### Written problem
Reproduce the listing below character for character; drop every image.

* begin Record list *

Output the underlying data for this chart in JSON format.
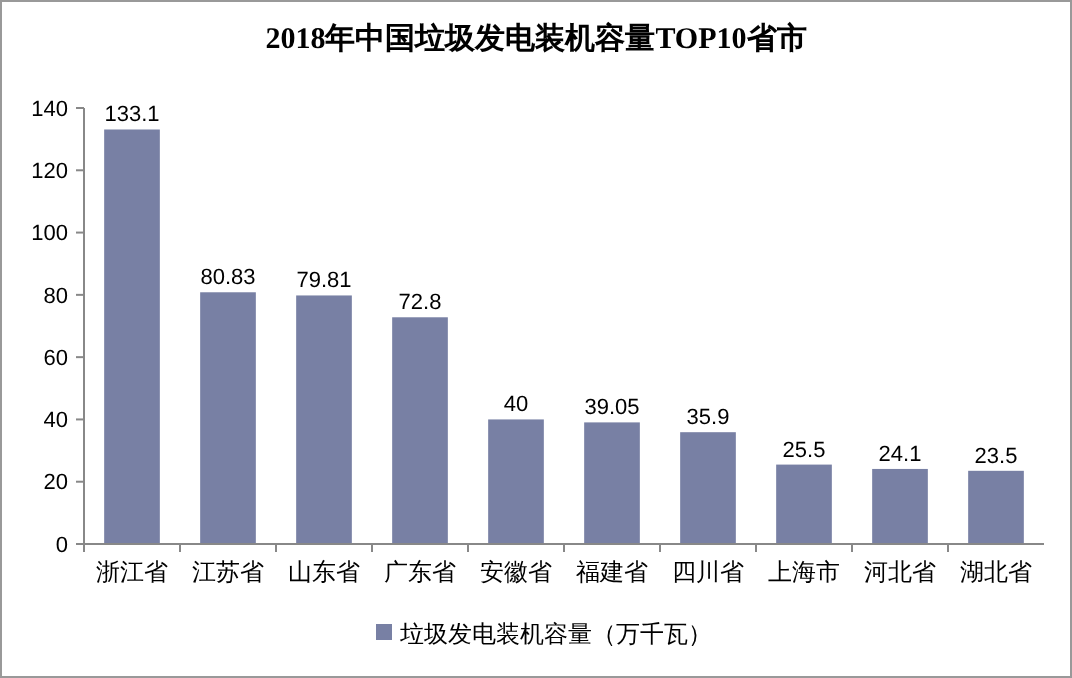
{
  "chart_data": {
    "type": "bar",
    "title": "2018年中国垃圾发电装机容量TOP10省市",
    "categories": [
      "浙江省",
      "江苏省",
      "山东省",
      "广东省",
      "安徽省",
      "福建省",
      "四川省",
      "上海市",
      "河北省",
      "湖北省"
    ],
    "series": [
      {
        "name": "垃圾发电装机容量（万千瓦）",
        "color": "#7880a4",
        "values": [
          133.1,
          80.83,
          79.81,
          72.8,
          40,
          39.05,
          35.9,
          25.5,
          24.1,
          23.5
        ]
      }
    ],
    "ylim": [
      0,
      140
    ],
    "yticks": [
      0,
      20,
      40,
      60,
      80,
      100,
      120,
      140
    ],
    "data_labels": true,
    "legend": "bottom",
    "grid": false
  }
}
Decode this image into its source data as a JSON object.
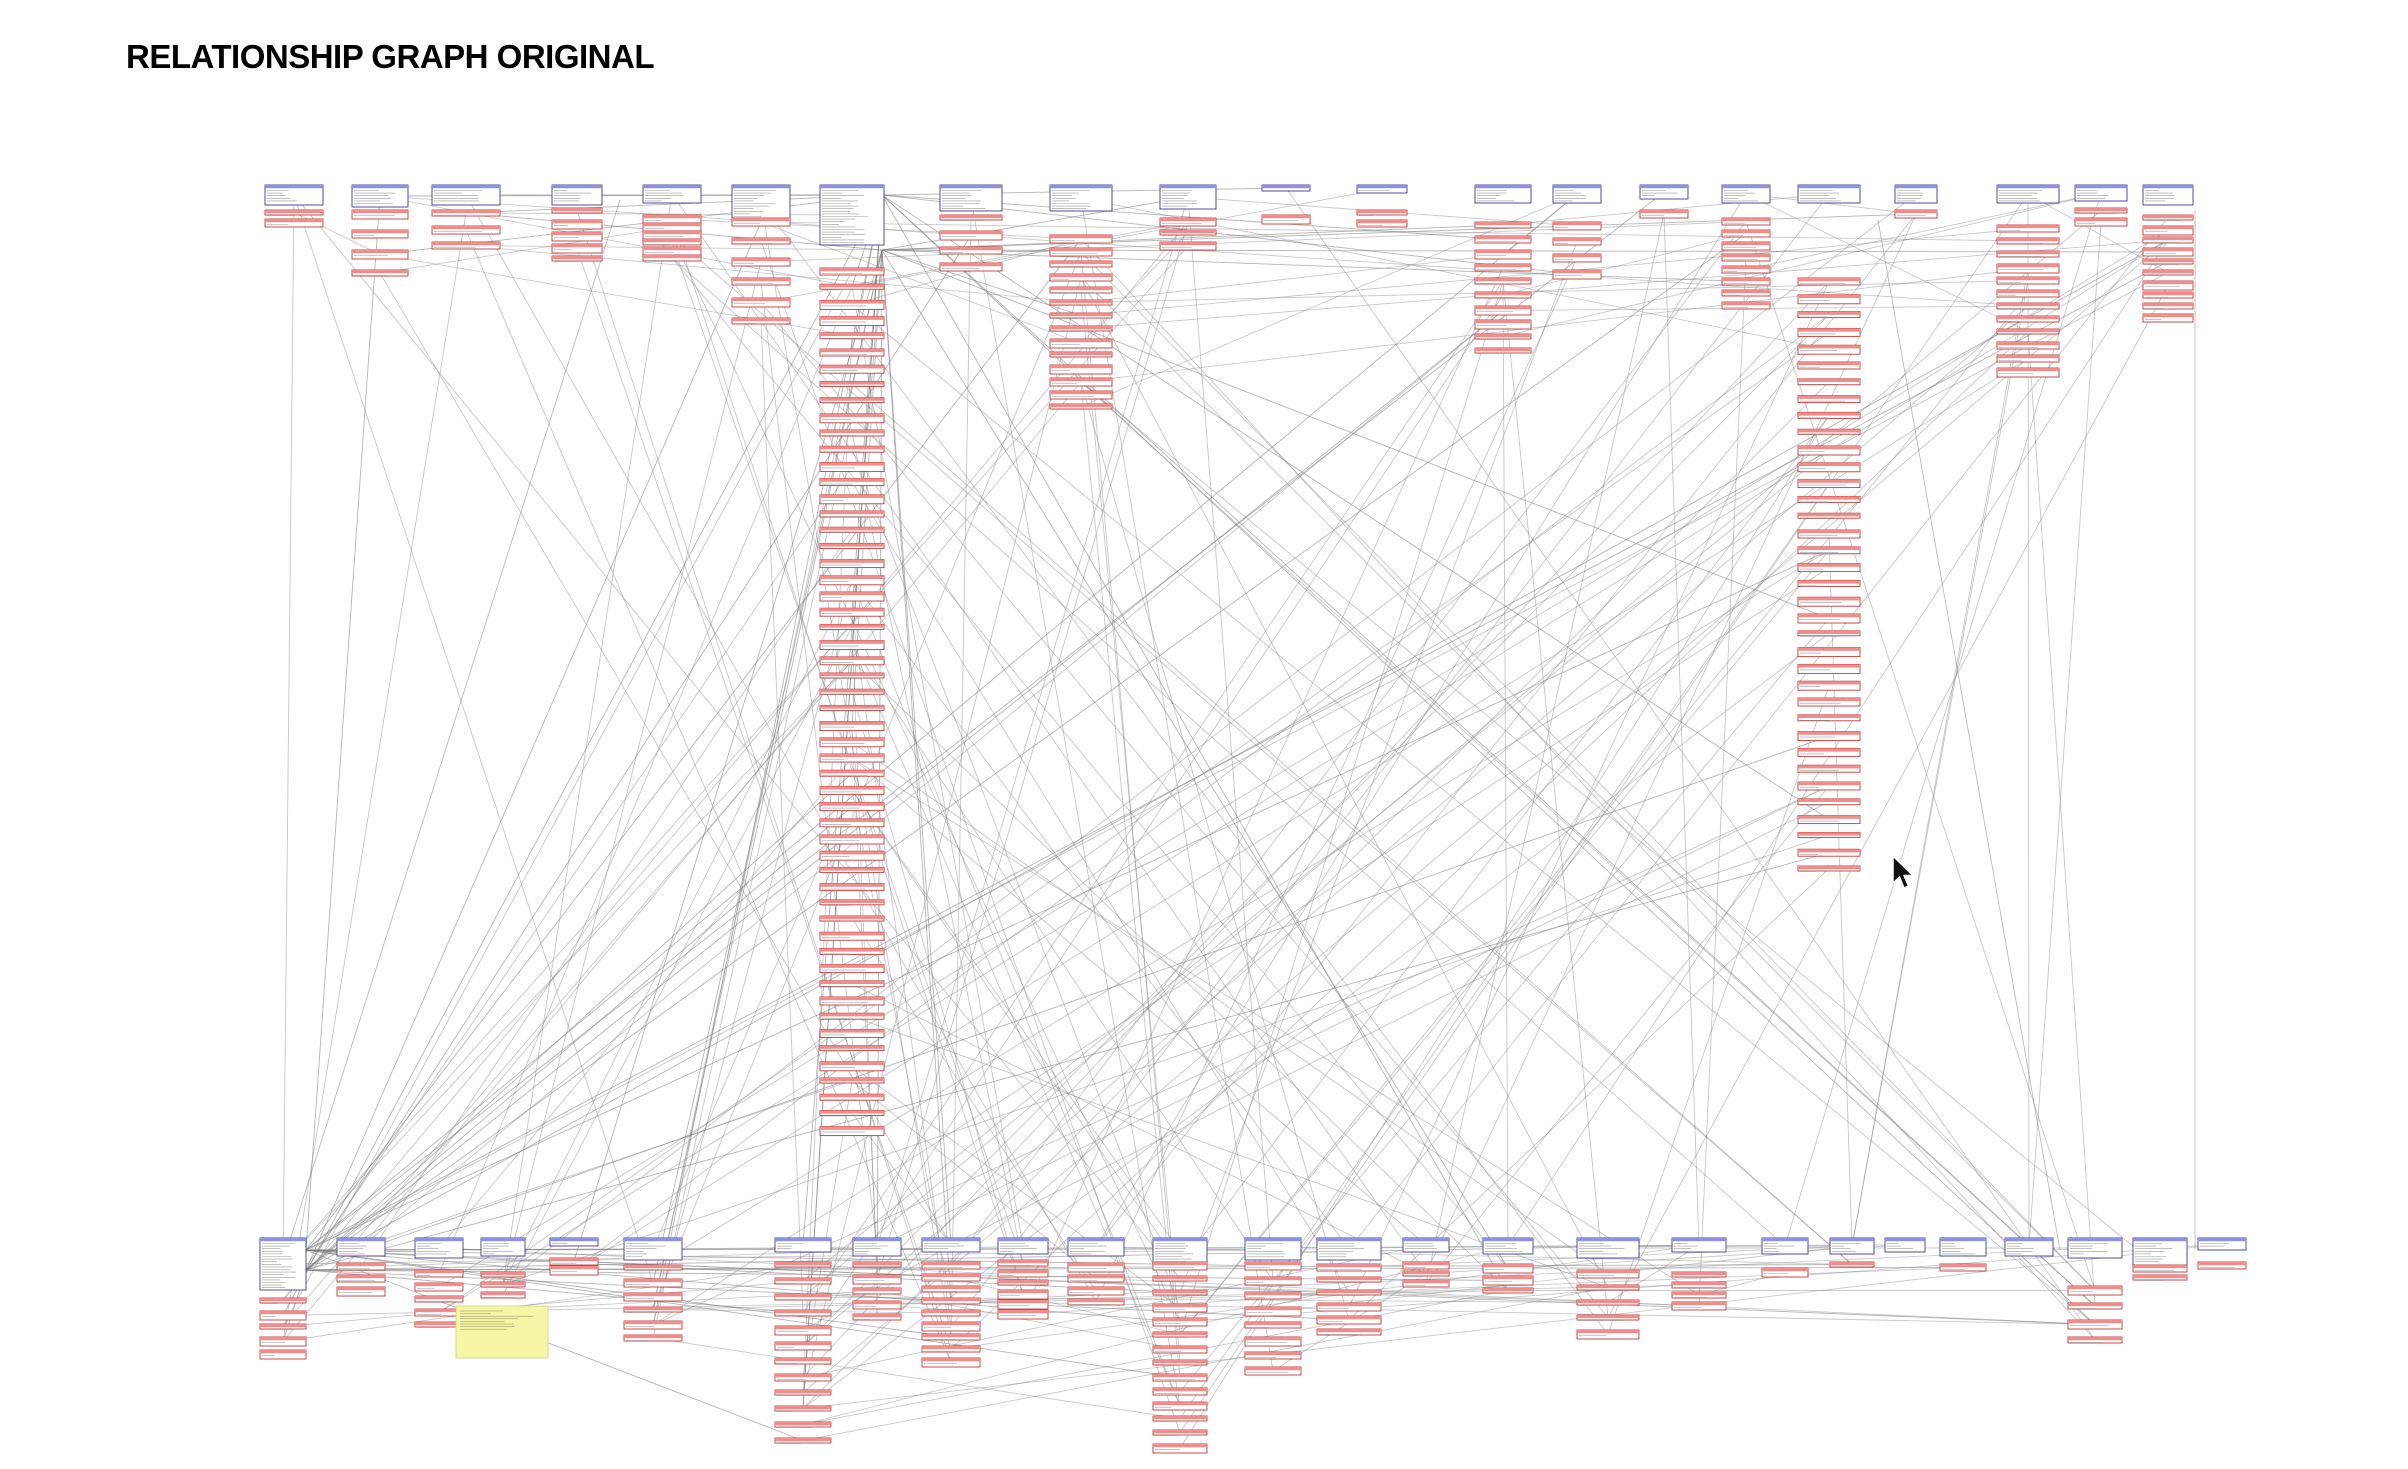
{
  "page": {
    "title": "RELATIONSHIP GRAPH ORIGINAL"
  },
  "colors": {
    "base_table_header": "#8f8fe6",
    "base_table_border": "#3a3a9a",
    "occurrence_header": "#f08c8c",
    "occurrence_border": "#c43838",
    "relationship_line": "#7a7a7a",
    "note_fill": "#f7f5a6",
    "note_border": "#d9d27a"
  },
  "icons": {
    "cursor": "mouse-pointer-icon"
  }
}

* end Record list *

### Answer to this task
Output the underlying data for this chart in JSON format.
{
  "chart_data": {
    "type": "bar",
    "title": "2018年中国垃圾发电装机容量TOP10省市",
    "categories": [
      "浙江省",
      "江苏省",
      "山东省",
      "广东省",
      "安徽省",
      "福建省",
      "四川省",
      "上海市",
      "河北省",
      "湖北省"
    ],
    "series": [
      {
        "name": "垃圾发电装机容量（万千瓦）",
        "color": "#7880a4",
        "values": [
          133.1,
          80.83,
          79.81,
          72.8,
          40,
          39.05,
          35.9,
          25.5,
          24.1,
          23.5
        ]
      }
    ],
    "ylim": [
      0,
      140
    ],
    "yticks": [
      0,
      20,
      40,
      60,
      80,
      100,
      120,
      140
    ],
    "data_labels": true,
    "legend": "bottom",
    "grid": false
  }
}
Decode this image into its source data as a JSON object.
{
  "page": {
    "title": "RELATIONSHIP GRAPH ORIGINAL"
  },
  "colors": {
    "base_table_header": "#8f8fe6",
    "base_table_border": "#3a3a9a",
    "occurrence_header": "#f08c8c",
    "occurrence_border": "#c43838",
    "relationship_line": "#7a7a7a",
    "note_fill": "#f7f5a6",
    "note_border": "#d9d27a"
  },
  "icons": {
    "cursor": "mouse-pointer-icon"
  }
}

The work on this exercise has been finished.